What is expected:
Please copy the material below word for word, starting at its first line and ending at the line that contains "x-tick-label: 16 [481, 368, 497, 382]", with both of those lines included.

Material for this exercise:
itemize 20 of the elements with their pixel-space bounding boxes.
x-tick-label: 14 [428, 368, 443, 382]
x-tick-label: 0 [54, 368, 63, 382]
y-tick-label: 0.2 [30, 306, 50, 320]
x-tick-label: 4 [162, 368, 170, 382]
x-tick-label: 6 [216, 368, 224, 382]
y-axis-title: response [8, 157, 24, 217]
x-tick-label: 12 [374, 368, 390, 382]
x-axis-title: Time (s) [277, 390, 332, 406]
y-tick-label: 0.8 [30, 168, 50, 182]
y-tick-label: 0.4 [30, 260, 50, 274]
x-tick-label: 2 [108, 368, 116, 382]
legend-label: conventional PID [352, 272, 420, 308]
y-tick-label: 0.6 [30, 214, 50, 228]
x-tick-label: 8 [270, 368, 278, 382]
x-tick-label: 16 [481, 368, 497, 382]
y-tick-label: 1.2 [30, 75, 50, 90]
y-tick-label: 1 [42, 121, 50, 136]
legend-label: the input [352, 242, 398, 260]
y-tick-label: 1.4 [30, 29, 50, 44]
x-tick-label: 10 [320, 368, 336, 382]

In response:
itemize 20 of the elements with their pixel-space bounding boxes.
x-tick-label: 14 [428, 368, 443, 382]
x-tick-label: 0 [54, 368, 63, 382]
y-tick-label: 0.2 [30, 306, 50, 320]
x-tick-label: 4 [162, 368, 170, 382]
x-tick-label: 6 [216, 368, 224, 382]
y-axis-title: response [8, 157, 24, 217]
x-tick-label: 12 [374, 368, 390, 382]
x-axis-title: Time (s) [277, 390, 332, 406]
y-tick-label: 0.8 [30, 168, 50, 182]
y-tick-label: 0.4 [30, 260, 50, 274]
x-tick-label: 2 [108, 368, 116, 382]
legend-label: conventional PID [352, 272, 420, 308]
y-tick-label: 0.6 [30, 214, 50, 228]
x-tick-label: 8 [270, 368, 278, 382]
x-tick-label: 16 [481, 368, 497, 382]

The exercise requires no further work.